> **Set exercise**: From the listing below, pull out every line containing the string "view" and copy those lines unchanged.

> **Data to process**:
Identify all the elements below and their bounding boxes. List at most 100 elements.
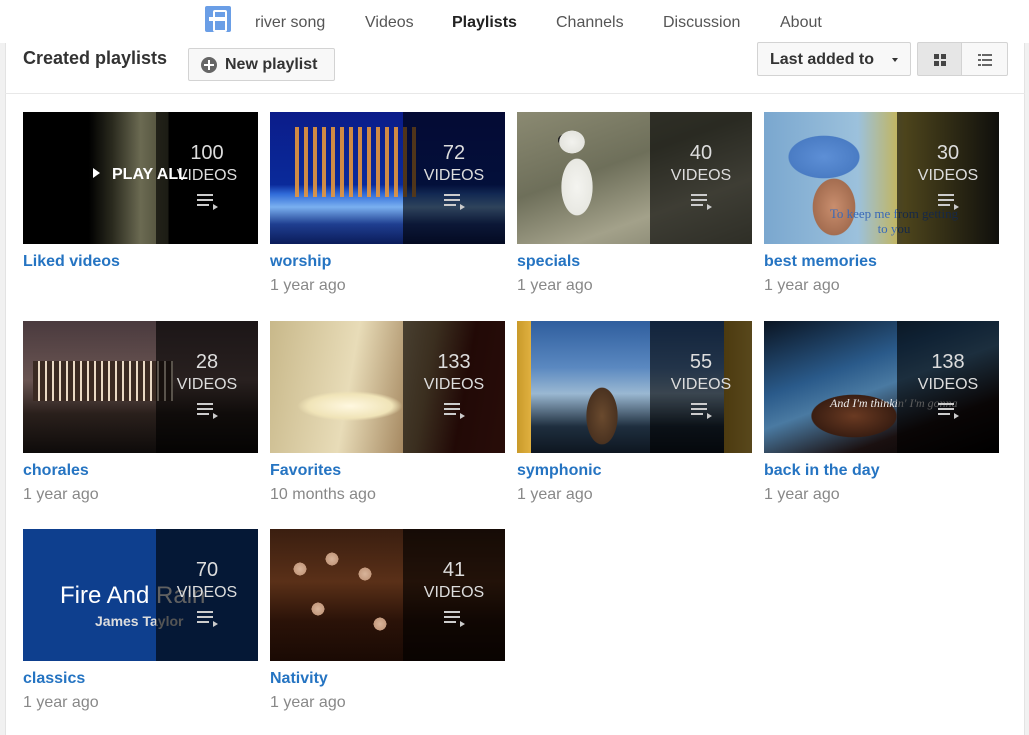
video-count-overlay: 138 VIDEOS <box>897 321 999 453</box>
grid-view-icon <box>934 54 947 66</box>
video-count-label: VIDEOS <box>423 167 485 184</box>
playlist-thumbnail[interactable]: 55 VIDEOS <box>517 321 752 453</box>
video-count: 100 <box>190 142 224 164</box>
nav-tab-videos[interactable]: Videos <box>365 14 414 32</box>
new-playlist-button[interactable]: New playlist <box>188 48 335 81</box>
playlist-title[interactable]: Nativity <box>270 670 328 688</box>
playlist-title[interactable]: symphonic <box>517 462 601 480</box>
video-count-overlay: 70 VIDEOS <box>156 529 258 661</box>
playlist-thumbnail[interactable]: And I'm thinkin' I'm gonna 138 VIDEOS <box>764 321 999 453</box>
playlist-updated: 1 year ago <box>517 277 593 294</box>
play-all-button[interactable]: PLAY ALL <box>93 166 188 184</box>
video-count: 30 <box>936 142 960 164</box>
video-count-label: VIDEOS <box>670 167 732 184</box>
playlist-title[interactable]: back in the day <box>764 462 880 480</box>
nav-channel-name[interactable]: river song <box>255 14 325 32</box>
playlist-icon <box>691 194 713 210</box>
playlist-card: And I'm thinkin' I'm gonna 138 VIDEOS ba… <box>764 321 999 521</box>
nav-tab-channels[interactable]: Channels <box>556 14 624 32</box>
playlist-thumbnail[interactable]: 28 VIDEOS <box>23 321 258 453</box>
sort-dropdown[interactable]: Last added to <box>757 42 911 76</box>
video-count-overlay: 40 VIDEOS <box>650 112 752 244</box>
video-count: 138 <box>931 351 965 373</box>
playlist-icon <box>444 403 466 419</box>
nav-tab-discussion[interactable]: Discussion <box>663 14 740 32</box>
video-count-overlay: 55 VIDEOS <box>650 321 752 453</box>
playlist-card: Fire And Rain James Taylor 70 VIDEOS cla… <box>23 529 258 729</box>
playlist-updated: 1 year ago <box>270 277 346 294</box>
playlist-title[interactable]: worship <box>270 253 331 271</box>
playlist-card: 40 VIDEOS specials 1 year ago <box>517 112 752 312</box>
playlist-thumbnail[interactable]: To keep me from getting to you 30 VIDEOS <box>764 112 999 244</box>
video-count: 40 <box>689 142 713 164</box>
nav-tab-about[interactable]: About <box>780 14 822 32</box>
playlist-updated: 1 year ago <box>764 277 840 294</box>
channel-logo-icon[interactable] <box>205 6 231 32</box>
playlist-icon <box>938 194 960 210</box>
playlist-updated: 10 months ago <box>270 486 376 503</box>
playlist-updated: 1 year ago <box>270 694 346 711</box>
playlist-title[interactable]: classics <box>23 670 85 688</box>
playlist-icon <box>444 611 466 627</box>
section-title: Created playlists <box>23 48 168 68</box>
playlist-card: To keep me from getting to you 30 VIDEOS … <box>764 112 999 312</box>
playlist-icon <box>691 403 713 419</box>
toolbar-divider <box>5 93 1025 94</box>
playlist-thumbnail[interactable]: 41 VIDEOS <box>270 529 505 661</box>
playlist-icon <box>197 194 219 210</box>
playlist-updated: 1 year ago <box>764 486 840 503</box>
playlist-card: 28 VIDEOS chorales 1 year ago <box>23 321 258 521</box>
playlist-card: 133 VIDEOS Favorites 10 months ago <box>270 321 505 521</box>
playlist-card: 55 VIDEOS symphonic 1 year ago <box>517 321 752 521</box>
playlist-icon <box>444 194 466 210</box>
video-count-label: VIDEOS <box>423 376 485 393</box>
playlist-title[interactable]: Favorites <box>270 462 341 480</box>
playlist-title[interactable]: Liked videos <box>23 253 120 271</box>
play-icon <box>93 168 100 178</box>
top-navigation: river song Videos Playlists Channels Dis… <box>0 0 1029 43</box>
video-count-label: VIDEOS <box>176 584 238 601</box>
playlist-icon <box>197 403 219 419</box>
video-count-label: VIDEOS <box>670 376 732 393</box>
playlist-thumbnail[interactable]: Fire And Rain James Taylor 70 VIDEOS <box>23 529 258 661</box>
playlist-card: 72 VIDEOS worship 1 year ago <box>270 112 505 312</box>
playlist-updated: 1 year ago <box>23 486 99 503</box>
playlist-title[interactable]: specials <box>517 253 580 271</box>
playlist-icon <box>197 611 219 627</box>
video-count: 72 <box>442 142 466 164</box>
playlist-updated: 1 year ago <box>517 486 593 503</box>
list-view-icon <box>978 54 992 66</box>
list-view-button[interactable] <box>961 42 1008 76</box>
video-count-label: VIDEOS <box>176 376 238 393</box>
playlist-thumbnail[interactable]: 133 VIDEOS <box>270 321 505 453</box>
video-count: 55 <box>689 351 713 373</box>
video-count-label: VIDEOS <box>423 584 485 601</box>
playlist-updated: 1 year ago <box>23 694 99 711</box>
playlist-title[interactable]: chorales <box>23 462 89 480</box>
grid-view-button[interactable] <box>917 42 962 76</box>
video-count: 133 <box>437 351 471 373</box>
video-count-overlay: 30 VIDEOS <box>897 112 999 244</box>
playlist-thumbnail[interactable]: 100 VIDEOS PLAY ALL <box>23 112 258 244</box>
video-count-overlay: 41 VIDEOS <box>403 529 505 661</box>
video-count-overlay: 72 VIDEOS <box>403 112 505 244</box>
playlist-title[interactable]: best memories <box>764 253 877 271</box>
playlist-card: 41 VIDEOS Nativity 1 year ago <box>270 529 505 729</box>
video-count-overlay: 133 VIDEOS <box>403 321 505 453</box>
video-count-label: VIDEOS <box>917 376 979 393</box>
video-count-overlay: 28 VIDEOS <box>156 321 258 453</box>
playlist-thumbnail[interactable]: 40 VIDEOS <box>517 112 752 244</box>
video-count: 28 <box>195 351 219 373</box>
video-count: 70 <box>195 559 219 581</box>
sort-label: Last added to <box>770 51 875 68</box>
chevron-down-icon <box>892 58 898 62</box>
video-count: 41 <box>442 559 466 581</box>
playlist-icon <box>938 403 960 419</box>
new-playlist-label: New playlist <box>225 56 318 73</box>
add-circle-icon <box>201 57 217 73</box>
video-count-label: VIDEOS <box>917 167 979 184</box>
playlist-thumbnail[interactable]: 72 VIDEOS <box>270 112 505 244</box>
playlist-card: 100 VIDEOS PLAY ALL Liked videos <box>23 112 258 312</box>
nav-tab-playlists[interactable]: Playlists <box>452 14 517 32</box>
play-all-label: PLAY ALL <box>112 166 188 183</box>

> **Right answer**:
grid-view-icon <box>934 54 947 66</box>
list-view-icon <box>978 54 992 66</box>
list-view-button[interactable] <box>961 42 1008 76</box>
grid-view-button[interactable] <box>917 42 962 76</box>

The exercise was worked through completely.